● WHAT IS BEING ASKED
Filter the entries, keeping every line with the word "xinhuanet".

[Data records]

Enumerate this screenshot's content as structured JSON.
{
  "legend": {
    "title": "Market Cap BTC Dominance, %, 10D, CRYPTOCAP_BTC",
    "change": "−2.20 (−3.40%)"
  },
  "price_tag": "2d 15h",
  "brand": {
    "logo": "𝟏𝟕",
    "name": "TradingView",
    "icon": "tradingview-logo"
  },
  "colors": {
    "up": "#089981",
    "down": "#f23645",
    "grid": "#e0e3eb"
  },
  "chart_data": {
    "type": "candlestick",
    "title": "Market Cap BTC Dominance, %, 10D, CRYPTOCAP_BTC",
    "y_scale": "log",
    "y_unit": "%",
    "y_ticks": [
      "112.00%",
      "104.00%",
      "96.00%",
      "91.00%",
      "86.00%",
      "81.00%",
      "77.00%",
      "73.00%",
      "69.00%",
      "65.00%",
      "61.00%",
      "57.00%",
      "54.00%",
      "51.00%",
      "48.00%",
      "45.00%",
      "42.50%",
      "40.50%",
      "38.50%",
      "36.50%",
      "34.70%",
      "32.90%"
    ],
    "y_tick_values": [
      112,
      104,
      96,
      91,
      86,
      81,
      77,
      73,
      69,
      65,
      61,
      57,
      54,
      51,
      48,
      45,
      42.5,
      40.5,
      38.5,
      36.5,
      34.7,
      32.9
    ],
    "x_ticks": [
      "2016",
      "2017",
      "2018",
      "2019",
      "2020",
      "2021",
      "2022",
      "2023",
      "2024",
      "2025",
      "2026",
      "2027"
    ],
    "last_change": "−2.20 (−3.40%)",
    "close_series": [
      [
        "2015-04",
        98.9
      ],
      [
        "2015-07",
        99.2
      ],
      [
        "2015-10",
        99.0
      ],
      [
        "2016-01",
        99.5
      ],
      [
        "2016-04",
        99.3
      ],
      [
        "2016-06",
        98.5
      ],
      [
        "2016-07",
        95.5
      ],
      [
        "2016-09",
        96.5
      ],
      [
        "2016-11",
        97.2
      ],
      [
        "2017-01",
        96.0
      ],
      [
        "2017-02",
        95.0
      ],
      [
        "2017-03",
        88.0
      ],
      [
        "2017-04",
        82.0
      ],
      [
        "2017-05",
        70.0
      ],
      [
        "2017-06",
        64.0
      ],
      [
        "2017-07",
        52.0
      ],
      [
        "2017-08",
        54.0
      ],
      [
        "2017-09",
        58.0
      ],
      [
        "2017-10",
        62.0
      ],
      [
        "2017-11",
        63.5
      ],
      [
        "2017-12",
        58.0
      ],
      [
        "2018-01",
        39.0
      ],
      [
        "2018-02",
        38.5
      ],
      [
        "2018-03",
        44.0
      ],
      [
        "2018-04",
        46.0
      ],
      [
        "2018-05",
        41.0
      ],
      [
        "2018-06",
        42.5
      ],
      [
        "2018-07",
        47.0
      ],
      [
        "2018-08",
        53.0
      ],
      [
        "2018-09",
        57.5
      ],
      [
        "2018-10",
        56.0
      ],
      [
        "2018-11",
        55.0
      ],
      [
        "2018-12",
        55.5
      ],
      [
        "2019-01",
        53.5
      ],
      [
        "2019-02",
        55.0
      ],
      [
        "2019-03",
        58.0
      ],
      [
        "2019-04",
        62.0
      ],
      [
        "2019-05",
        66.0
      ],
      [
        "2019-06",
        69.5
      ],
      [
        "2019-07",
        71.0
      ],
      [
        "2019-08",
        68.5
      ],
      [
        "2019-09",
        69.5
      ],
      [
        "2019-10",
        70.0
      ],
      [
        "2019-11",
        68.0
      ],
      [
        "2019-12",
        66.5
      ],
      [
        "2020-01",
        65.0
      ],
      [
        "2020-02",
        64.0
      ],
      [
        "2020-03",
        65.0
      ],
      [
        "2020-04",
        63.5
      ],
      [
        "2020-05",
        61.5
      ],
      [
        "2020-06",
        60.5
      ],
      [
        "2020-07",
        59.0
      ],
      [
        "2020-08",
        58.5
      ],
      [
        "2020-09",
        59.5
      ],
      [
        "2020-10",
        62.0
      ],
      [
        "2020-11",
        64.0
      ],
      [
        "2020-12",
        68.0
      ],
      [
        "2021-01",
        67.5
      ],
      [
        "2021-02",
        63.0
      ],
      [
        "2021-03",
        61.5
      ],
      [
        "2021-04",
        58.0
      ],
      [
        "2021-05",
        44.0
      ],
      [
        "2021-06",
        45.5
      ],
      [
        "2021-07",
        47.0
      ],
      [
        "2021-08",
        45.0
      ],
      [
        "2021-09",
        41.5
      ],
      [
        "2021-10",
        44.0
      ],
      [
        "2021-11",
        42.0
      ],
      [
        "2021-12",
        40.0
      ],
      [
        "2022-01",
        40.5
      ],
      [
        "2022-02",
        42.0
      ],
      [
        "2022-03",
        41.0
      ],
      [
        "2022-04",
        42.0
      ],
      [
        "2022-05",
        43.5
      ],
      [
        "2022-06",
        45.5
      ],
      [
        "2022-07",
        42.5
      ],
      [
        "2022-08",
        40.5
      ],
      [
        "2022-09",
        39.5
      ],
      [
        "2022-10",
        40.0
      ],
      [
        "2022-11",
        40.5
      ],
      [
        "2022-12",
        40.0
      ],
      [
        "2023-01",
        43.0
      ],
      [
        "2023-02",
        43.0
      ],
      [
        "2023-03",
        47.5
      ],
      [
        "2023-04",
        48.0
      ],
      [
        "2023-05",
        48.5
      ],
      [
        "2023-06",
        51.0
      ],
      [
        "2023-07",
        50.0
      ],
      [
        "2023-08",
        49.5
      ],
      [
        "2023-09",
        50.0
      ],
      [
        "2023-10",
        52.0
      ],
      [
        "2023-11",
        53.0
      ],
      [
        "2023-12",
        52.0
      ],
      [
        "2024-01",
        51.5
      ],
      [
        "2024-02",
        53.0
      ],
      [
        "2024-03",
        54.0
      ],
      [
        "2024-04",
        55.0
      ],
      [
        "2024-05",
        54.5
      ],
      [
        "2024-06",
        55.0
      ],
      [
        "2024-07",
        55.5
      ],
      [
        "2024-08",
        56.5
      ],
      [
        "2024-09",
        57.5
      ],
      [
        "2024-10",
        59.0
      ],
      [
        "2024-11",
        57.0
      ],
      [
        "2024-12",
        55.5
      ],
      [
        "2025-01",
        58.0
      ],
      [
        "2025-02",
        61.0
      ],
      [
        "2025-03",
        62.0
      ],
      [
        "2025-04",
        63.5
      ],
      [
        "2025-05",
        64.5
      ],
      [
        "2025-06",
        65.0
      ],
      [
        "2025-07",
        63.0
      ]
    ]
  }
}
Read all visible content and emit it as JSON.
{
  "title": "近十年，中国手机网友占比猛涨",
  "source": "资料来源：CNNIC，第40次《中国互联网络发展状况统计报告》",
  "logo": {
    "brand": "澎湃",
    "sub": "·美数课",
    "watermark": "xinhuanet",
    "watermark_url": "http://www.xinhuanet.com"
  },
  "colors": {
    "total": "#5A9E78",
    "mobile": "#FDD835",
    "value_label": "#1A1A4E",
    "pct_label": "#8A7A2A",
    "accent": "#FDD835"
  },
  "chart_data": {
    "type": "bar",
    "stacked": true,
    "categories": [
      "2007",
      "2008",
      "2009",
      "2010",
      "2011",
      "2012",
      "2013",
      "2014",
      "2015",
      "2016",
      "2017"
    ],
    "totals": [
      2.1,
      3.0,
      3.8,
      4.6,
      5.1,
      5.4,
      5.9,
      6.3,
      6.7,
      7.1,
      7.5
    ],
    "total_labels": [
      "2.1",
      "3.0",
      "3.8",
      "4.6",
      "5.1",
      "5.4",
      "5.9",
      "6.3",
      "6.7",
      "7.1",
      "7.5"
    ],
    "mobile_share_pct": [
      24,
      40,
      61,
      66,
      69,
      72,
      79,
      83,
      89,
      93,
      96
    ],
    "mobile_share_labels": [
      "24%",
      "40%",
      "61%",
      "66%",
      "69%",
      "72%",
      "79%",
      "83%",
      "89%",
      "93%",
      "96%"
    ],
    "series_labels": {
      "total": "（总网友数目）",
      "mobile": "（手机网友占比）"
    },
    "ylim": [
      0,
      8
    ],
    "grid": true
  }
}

● FULL OUTPUT
    "watermark": "xinhuanet",
    "watermark_url": "http://www.xinhuanet.com"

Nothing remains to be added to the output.